Rows from a figure dataset:
------------------------------------------------------------

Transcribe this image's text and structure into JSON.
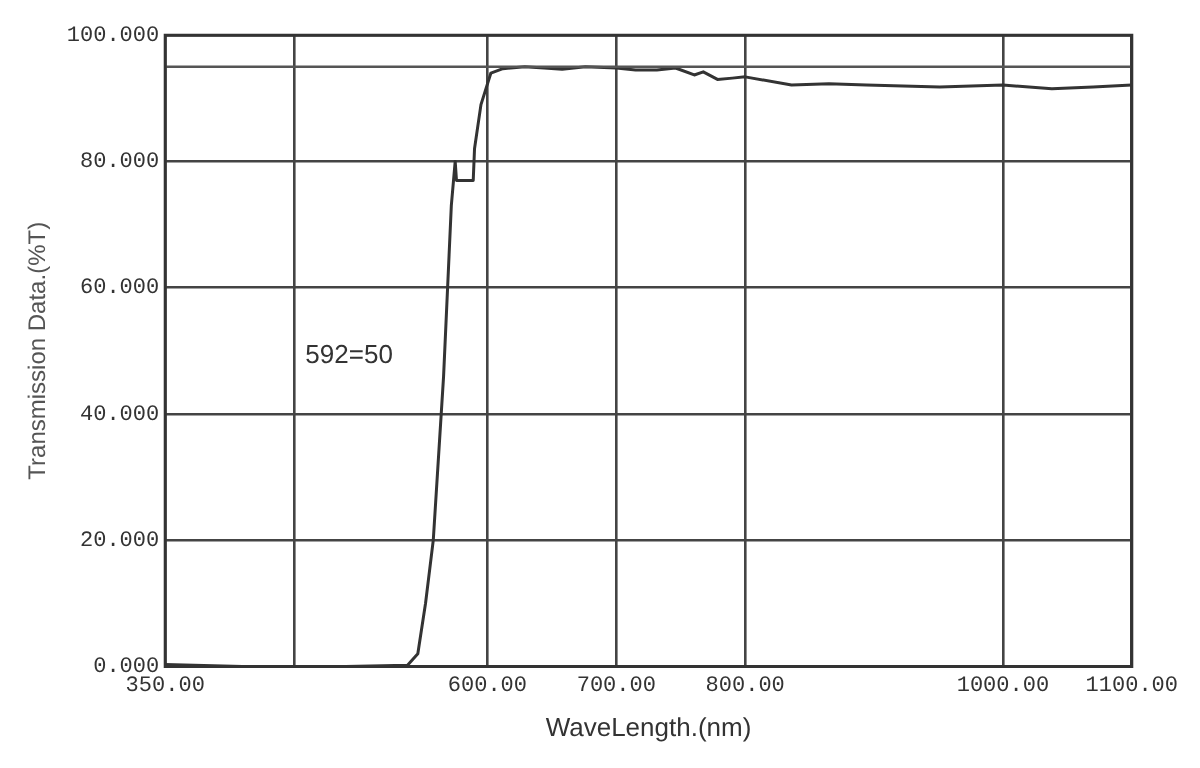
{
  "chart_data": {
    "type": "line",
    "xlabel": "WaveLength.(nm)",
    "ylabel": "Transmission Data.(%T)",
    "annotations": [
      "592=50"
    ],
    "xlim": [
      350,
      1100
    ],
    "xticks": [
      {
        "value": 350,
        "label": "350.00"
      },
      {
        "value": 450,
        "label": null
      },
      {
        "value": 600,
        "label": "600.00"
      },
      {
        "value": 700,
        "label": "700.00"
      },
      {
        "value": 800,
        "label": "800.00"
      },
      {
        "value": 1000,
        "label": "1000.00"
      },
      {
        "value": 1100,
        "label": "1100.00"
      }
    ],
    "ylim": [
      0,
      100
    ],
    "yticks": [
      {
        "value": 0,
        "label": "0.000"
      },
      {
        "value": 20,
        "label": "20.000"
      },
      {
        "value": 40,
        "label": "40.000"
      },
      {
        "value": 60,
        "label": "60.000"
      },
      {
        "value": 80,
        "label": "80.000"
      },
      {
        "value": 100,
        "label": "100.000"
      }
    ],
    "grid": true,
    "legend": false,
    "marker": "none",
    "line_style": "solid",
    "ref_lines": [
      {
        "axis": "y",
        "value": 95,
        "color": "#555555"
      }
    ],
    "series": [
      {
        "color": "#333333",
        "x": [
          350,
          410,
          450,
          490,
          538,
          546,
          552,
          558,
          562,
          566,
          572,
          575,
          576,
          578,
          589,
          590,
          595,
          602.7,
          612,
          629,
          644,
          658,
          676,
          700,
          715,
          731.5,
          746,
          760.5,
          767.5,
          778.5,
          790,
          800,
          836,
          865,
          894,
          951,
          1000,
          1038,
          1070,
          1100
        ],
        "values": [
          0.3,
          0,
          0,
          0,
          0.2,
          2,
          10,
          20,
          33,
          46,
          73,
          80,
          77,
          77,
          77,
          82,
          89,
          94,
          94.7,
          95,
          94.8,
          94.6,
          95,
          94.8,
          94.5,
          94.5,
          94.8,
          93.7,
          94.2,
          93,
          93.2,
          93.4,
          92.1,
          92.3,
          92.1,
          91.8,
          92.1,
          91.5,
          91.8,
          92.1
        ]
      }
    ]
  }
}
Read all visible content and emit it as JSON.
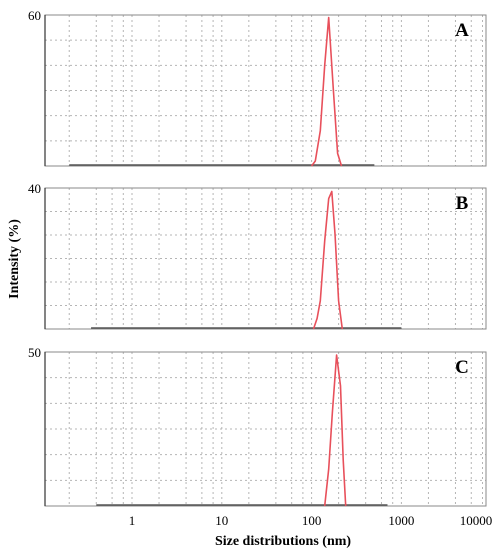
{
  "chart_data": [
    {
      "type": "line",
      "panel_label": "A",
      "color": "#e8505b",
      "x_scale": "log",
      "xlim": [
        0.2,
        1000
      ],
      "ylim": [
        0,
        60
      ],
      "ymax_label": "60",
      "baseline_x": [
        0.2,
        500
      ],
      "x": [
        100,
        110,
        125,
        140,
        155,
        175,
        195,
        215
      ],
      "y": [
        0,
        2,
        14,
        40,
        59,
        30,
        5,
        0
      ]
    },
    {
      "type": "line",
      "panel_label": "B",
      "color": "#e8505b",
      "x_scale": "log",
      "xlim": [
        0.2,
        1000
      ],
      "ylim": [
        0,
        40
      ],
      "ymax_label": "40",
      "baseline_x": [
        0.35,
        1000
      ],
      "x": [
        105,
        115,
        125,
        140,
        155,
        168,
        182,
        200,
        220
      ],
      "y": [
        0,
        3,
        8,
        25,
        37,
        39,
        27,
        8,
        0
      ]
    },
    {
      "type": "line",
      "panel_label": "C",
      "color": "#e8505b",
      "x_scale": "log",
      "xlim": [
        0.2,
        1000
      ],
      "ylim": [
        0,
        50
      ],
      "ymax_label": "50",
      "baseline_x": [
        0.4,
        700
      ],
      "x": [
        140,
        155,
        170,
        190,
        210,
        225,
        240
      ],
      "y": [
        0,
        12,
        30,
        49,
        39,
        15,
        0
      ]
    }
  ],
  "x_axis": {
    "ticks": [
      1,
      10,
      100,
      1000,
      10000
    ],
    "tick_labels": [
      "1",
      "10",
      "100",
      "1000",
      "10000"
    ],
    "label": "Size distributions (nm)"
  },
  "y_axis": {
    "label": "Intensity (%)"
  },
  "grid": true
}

------------------------------------------------------------

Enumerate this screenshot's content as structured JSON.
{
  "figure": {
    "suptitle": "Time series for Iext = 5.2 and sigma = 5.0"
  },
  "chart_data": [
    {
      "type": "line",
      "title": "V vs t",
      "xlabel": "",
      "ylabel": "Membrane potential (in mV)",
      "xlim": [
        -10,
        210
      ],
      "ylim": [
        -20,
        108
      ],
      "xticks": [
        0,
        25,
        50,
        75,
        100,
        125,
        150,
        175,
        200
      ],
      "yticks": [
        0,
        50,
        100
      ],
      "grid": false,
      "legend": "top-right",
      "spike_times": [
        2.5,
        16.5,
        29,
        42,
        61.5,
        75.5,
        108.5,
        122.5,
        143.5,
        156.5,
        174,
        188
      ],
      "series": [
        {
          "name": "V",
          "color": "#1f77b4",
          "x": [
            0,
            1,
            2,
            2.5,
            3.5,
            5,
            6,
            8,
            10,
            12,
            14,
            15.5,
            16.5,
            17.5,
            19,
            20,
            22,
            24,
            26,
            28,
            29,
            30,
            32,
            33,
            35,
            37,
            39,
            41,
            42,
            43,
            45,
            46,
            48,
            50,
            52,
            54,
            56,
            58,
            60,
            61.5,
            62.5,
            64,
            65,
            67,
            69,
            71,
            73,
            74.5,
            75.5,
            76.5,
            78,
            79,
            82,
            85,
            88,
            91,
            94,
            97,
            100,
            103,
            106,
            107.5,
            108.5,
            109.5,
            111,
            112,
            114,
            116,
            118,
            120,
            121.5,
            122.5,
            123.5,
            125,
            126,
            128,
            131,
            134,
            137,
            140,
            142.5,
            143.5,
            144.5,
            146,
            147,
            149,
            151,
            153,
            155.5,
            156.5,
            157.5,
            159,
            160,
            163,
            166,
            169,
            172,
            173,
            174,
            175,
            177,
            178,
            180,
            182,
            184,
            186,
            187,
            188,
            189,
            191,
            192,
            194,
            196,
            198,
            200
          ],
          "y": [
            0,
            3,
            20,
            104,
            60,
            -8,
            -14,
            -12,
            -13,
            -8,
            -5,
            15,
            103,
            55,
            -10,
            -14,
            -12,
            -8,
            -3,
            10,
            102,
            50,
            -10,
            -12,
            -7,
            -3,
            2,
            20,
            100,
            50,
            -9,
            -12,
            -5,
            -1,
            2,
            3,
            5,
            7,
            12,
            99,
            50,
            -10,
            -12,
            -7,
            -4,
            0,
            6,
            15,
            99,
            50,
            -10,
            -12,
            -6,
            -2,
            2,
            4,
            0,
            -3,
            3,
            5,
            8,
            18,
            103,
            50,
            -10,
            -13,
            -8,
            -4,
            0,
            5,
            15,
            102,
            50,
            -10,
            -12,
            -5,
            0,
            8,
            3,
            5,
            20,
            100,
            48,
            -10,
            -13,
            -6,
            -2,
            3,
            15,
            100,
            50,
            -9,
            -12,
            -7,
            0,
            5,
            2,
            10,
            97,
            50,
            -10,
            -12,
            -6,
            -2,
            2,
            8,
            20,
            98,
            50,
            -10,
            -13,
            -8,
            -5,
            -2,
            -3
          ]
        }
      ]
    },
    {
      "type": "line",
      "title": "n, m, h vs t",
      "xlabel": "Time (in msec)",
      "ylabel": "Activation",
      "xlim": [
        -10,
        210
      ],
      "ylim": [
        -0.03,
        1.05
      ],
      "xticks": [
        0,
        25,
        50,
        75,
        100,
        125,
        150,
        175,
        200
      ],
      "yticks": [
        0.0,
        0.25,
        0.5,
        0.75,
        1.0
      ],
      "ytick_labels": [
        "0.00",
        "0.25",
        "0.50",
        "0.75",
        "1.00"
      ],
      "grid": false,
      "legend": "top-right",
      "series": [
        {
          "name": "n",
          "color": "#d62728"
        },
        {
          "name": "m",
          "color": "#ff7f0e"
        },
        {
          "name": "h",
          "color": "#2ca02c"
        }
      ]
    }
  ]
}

------------------------------------------------------------

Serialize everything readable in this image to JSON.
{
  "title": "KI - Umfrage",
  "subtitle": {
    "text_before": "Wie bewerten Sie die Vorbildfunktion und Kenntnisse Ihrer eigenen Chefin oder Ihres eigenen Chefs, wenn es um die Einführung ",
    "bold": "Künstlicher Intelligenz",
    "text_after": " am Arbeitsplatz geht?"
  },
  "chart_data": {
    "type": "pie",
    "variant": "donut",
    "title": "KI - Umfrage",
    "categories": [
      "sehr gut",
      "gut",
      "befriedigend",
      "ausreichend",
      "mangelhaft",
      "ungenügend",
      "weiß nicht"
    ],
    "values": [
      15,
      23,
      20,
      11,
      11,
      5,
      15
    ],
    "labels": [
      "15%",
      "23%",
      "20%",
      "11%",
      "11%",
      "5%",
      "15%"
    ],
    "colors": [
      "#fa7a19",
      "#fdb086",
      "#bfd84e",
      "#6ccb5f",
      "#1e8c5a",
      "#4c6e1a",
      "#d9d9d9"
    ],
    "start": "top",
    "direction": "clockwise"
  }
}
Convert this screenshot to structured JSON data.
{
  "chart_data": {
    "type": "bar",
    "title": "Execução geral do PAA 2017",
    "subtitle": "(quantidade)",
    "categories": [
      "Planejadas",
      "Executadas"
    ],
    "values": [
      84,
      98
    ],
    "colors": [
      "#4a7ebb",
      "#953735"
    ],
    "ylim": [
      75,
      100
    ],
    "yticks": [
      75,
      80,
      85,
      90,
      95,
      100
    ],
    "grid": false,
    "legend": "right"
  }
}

------------------------------------------------------------

§ Task to carry out
List every line in the records above that contains the word "series".

§ Output of the task
    "series": [
    "suptitle": "Time series for Iext = 5.2 and sigma = 5.0"
      "series": [
      "series": [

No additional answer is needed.